RECORDS TO PROCESS

=-=-=-=-=

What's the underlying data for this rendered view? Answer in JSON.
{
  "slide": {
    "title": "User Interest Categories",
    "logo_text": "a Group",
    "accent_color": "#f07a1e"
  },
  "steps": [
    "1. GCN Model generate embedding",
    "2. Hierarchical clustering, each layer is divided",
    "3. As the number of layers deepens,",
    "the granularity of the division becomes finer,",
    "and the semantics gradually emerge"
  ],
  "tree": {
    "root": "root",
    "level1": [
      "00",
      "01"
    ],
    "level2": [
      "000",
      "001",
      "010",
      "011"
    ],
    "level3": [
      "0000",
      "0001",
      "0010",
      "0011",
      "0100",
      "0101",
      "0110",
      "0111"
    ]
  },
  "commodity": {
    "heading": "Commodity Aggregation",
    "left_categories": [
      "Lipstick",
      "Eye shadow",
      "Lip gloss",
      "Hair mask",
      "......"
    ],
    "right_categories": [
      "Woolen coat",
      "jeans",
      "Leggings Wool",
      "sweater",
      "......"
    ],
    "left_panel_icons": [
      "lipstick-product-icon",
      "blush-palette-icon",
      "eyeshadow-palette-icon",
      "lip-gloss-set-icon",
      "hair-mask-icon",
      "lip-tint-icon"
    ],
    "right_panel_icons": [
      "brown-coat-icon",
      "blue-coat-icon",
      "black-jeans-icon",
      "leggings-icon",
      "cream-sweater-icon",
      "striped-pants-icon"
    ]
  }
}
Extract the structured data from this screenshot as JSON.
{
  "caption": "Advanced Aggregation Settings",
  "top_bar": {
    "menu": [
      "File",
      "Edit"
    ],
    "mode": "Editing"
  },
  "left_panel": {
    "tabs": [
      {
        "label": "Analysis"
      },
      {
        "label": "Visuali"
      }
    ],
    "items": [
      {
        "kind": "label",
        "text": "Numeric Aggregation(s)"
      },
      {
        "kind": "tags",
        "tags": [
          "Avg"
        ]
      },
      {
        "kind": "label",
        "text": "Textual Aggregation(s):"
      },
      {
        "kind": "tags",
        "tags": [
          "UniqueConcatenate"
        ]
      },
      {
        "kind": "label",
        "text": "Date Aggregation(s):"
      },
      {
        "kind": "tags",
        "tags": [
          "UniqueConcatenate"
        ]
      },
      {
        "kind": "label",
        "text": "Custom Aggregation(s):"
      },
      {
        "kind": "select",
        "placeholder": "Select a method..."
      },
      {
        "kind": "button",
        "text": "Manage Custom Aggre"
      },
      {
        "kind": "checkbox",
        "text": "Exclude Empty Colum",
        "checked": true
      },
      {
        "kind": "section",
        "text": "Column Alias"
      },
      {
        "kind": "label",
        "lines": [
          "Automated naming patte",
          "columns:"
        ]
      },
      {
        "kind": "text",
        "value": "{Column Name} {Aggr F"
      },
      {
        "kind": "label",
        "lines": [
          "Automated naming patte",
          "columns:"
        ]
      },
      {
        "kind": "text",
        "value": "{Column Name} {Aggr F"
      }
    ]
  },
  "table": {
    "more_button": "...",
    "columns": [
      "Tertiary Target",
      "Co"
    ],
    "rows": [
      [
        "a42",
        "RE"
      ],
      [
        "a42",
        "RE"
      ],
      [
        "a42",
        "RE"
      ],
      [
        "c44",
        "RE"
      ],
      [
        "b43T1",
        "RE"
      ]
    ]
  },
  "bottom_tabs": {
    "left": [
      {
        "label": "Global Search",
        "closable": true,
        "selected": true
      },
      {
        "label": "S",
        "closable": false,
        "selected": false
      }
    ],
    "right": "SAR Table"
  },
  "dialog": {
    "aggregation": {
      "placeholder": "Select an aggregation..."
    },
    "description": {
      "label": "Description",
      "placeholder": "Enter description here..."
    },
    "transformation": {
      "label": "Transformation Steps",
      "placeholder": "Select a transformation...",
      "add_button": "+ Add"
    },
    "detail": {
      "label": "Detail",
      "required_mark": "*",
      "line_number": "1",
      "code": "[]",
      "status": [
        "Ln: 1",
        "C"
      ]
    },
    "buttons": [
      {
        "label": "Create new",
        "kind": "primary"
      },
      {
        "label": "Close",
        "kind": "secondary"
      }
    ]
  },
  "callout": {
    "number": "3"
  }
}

=-=-=-=-=

JOB
Lines containing the string "data" are to be selected and copied.

TASK RESPONSE
What's the underlying data for this rendered view? Answer in JSON.
Extract the structured data from this screenshot as JSON.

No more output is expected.